GOAL: Where a line below holds the string "депутатской", copy that line.

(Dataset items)
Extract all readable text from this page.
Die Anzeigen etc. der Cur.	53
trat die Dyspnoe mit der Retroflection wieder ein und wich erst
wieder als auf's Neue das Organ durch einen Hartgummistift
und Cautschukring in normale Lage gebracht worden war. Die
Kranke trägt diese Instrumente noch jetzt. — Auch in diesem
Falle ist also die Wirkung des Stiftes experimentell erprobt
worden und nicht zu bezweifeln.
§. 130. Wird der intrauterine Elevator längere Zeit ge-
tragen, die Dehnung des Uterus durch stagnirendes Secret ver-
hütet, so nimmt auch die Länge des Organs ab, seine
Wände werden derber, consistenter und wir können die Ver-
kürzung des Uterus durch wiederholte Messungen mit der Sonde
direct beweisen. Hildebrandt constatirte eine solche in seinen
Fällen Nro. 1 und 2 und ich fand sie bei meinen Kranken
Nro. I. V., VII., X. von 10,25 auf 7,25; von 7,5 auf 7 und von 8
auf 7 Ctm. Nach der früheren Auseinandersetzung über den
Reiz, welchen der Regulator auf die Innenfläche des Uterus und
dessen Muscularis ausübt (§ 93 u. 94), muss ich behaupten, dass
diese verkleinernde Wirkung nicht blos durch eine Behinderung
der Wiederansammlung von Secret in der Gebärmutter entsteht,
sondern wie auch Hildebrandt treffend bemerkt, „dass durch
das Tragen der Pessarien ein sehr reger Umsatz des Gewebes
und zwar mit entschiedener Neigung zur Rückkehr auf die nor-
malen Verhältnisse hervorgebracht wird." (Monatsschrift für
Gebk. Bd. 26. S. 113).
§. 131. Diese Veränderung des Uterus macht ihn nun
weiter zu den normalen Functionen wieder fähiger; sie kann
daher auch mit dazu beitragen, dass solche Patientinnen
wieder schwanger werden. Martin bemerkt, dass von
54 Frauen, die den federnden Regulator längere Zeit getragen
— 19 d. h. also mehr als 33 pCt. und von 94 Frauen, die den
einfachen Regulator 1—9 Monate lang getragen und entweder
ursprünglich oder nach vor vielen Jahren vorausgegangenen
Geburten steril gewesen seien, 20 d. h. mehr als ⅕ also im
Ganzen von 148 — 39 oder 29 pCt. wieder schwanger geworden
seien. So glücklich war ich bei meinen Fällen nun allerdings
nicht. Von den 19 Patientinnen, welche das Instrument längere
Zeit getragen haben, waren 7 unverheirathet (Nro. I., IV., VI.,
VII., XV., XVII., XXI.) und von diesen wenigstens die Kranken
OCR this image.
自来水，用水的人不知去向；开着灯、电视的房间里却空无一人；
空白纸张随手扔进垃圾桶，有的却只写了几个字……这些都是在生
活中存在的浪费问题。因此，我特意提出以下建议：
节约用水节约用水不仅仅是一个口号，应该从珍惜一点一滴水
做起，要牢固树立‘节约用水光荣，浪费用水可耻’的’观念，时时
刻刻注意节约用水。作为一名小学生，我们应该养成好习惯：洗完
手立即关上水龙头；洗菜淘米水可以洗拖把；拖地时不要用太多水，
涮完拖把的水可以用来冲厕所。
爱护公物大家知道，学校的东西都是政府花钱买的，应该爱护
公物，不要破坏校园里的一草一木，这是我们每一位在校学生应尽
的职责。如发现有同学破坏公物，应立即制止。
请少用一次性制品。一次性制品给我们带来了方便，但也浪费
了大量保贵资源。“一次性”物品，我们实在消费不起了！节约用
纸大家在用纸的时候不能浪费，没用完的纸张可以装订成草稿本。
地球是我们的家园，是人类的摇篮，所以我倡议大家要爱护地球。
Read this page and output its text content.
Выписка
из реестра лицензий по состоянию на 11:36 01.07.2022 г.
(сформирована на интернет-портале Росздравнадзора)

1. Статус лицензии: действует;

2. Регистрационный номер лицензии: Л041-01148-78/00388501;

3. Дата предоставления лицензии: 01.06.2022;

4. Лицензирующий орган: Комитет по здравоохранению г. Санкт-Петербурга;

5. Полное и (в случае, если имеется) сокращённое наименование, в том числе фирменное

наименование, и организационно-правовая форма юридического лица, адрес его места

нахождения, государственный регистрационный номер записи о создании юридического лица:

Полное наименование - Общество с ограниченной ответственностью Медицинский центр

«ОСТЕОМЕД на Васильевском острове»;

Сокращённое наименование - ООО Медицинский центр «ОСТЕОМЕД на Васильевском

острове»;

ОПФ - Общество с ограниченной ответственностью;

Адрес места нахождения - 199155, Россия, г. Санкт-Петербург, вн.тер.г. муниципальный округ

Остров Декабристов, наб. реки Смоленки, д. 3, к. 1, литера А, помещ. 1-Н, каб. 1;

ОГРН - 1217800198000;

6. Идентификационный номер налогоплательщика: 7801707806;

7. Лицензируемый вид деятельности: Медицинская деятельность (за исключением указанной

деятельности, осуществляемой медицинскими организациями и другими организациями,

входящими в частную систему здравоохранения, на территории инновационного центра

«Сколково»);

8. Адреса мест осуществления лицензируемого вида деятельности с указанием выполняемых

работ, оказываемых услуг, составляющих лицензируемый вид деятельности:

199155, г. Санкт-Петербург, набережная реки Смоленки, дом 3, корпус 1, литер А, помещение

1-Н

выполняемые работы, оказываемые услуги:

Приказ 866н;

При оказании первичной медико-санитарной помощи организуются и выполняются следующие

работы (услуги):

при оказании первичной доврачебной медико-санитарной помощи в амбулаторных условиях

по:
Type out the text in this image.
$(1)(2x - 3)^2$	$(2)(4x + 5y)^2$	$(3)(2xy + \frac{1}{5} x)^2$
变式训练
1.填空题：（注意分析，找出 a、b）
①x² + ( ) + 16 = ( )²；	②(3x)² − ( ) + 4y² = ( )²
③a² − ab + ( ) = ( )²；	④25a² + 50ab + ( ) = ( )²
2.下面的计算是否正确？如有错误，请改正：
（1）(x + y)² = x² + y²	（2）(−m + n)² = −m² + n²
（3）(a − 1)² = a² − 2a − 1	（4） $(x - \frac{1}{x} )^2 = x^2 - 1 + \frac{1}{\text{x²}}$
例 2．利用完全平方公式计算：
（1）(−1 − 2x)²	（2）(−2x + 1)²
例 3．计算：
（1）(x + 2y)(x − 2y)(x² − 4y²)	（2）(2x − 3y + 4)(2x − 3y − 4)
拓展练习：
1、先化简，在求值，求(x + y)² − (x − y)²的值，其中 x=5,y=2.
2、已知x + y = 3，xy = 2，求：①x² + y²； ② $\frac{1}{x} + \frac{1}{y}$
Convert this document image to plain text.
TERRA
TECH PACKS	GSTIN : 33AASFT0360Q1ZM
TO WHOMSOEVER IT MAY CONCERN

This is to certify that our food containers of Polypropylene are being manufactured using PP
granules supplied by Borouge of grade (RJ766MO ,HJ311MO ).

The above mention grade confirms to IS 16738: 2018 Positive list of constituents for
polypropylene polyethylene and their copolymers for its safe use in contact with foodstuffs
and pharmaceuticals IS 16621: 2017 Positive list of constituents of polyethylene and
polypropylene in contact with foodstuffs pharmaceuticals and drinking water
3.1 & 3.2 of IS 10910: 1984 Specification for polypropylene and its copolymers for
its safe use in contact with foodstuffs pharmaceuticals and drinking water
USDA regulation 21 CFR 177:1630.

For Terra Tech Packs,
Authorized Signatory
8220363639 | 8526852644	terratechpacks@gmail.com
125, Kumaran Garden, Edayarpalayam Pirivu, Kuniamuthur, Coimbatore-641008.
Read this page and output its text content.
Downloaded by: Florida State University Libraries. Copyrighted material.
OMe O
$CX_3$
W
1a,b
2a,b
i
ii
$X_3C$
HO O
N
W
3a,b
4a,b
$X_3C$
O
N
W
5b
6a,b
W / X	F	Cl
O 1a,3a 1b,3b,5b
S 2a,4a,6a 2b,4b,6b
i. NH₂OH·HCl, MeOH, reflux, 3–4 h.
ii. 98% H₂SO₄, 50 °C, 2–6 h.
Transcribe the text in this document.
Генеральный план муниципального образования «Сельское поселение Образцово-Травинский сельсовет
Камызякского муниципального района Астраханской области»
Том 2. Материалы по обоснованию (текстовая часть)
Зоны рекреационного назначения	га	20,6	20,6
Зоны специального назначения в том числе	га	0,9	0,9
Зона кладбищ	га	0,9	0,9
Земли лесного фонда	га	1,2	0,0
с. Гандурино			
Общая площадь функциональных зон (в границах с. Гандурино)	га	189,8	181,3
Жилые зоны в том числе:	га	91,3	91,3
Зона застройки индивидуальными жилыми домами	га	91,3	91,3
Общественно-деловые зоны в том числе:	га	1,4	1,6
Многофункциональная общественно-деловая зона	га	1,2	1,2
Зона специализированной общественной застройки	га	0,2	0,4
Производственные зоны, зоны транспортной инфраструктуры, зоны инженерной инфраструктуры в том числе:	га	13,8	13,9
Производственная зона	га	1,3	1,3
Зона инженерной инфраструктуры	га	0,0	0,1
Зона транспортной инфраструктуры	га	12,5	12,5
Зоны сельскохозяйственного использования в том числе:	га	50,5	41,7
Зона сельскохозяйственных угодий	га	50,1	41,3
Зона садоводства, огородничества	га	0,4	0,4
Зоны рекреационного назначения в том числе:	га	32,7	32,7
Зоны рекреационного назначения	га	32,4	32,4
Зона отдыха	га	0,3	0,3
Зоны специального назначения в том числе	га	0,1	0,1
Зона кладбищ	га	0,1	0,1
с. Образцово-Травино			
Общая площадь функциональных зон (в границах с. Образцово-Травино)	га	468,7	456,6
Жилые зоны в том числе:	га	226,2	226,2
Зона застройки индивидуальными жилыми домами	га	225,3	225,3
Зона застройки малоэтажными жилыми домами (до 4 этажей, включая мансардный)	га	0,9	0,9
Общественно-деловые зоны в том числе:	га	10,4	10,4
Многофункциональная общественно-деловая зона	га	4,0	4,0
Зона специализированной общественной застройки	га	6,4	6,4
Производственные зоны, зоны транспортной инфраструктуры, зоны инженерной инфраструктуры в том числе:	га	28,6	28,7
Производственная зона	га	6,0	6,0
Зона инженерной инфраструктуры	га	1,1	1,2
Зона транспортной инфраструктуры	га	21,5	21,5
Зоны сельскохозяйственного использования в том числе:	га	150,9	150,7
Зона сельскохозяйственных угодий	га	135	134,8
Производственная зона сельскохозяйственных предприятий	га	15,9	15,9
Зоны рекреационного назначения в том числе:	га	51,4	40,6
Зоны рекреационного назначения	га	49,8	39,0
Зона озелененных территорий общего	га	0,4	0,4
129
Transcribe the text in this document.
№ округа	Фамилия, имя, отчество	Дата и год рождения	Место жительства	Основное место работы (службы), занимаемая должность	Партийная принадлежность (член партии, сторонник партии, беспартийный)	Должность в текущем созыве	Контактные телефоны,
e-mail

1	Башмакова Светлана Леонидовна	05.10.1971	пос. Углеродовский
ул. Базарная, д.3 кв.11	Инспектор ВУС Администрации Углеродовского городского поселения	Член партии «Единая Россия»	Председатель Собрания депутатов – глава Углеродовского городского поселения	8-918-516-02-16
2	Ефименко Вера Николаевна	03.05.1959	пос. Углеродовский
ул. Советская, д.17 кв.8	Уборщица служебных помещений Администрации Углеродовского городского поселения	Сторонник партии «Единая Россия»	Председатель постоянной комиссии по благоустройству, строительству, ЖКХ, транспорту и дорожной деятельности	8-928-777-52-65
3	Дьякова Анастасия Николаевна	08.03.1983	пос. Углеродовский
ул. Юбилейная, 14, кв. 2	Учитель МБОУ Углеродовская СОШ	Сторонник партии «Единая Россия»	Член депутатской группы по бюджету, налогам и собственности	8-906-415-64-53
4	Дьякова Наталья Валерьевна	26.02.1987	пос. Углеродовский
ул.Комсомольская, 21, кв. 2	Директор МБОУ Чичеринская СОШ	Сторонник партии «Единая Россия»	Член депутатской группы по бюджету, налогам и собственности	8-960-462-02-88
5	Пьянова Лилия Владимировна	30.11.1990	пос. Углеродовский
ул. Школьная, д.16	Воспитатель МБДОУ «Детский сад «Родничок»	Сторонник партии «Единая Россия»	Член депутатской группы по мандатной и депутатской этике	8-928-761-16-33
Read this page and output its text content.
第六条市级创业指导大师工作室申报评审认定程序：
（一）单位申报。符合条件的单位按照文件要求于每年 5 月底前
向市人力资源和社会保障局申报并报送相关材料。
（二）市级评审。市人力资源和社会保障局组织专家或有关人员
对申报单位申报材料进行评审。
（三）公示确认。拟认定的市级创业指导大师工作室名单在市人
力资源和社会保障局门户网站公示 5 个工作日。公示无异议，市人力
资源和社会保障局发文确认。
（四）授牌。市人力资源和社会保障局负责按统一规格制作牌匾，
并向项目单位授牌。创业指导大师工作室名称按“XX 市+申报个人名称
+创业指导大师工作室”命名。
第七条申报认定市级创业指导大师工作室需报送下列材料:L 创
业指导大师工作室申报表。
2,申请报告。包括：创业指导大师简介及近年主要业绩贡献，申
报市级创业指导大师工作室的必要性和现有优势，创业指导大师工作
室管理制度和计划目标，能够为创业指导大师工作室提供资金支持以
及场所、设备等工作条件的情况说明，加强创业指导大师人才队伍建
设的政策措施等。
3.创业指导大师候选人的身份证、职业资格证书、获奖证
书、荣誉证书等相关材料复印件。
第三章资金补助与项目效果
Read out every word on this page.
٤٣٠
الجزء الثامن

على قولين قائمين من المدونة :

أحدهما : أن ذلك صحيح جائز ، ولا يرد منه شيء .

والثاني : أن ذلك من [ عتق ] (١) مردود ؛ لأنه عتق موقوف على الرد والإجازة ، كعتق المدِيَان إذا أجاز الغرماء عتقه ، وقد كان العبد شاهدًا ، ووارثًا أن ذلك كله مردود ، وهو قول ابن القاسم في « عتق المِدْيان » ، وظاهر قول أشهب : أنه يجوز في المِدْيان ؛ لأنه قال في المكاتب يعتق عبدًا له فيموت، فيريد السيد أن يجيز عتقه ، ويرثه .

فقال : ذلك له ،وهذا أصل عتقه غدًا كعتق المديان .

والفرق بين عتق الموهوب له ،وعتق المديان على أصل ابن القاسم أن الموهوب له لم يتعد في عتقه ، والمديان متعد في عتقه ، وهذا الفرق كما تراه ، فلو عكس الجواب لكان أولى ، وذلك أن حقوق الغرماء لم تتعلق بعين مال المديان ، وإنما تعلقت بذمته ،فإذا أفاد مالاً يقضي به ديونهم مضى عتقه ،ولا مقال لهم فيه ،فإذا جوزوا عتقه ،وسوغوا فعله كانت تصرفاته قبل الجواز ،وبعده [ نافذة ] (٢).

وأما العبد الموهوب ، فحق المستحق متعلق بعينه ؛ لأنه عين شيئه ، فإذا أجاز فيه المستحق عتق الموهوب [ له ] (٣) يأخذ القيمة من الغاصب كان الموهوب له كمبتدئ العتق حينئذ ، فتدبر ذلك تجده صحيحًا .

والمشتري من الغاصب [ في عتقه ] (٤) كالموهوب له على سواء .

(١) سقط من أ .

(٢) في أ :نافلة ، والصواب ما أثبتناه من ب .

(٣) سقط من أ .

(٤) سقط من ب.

EXERCISE RESPONSE:
ул. Юбилейная, 14, кв. 2	Учитель МБОУ Углеродовская СОШ	Сторонник партии «Единая Россия»	Член депутатской группы по бюджету, налогам и собственности	8-906-415-64-53
ул.Комсомольская, 21, кв. 2	Директор МБОУ Чичеринская СОШ	Сторонник партии «Единая Россия»	Член депутатской группы по бюджету, налогам и собственности	8-960-462-02-88
ул. Школьная, д.16	Воспитатель МБДОУ «Детский сад «Родничок»	Сторонник партии «Единая Россия»	Член депутатской группы по мандатной и депутатской этике	8-928-761-16-33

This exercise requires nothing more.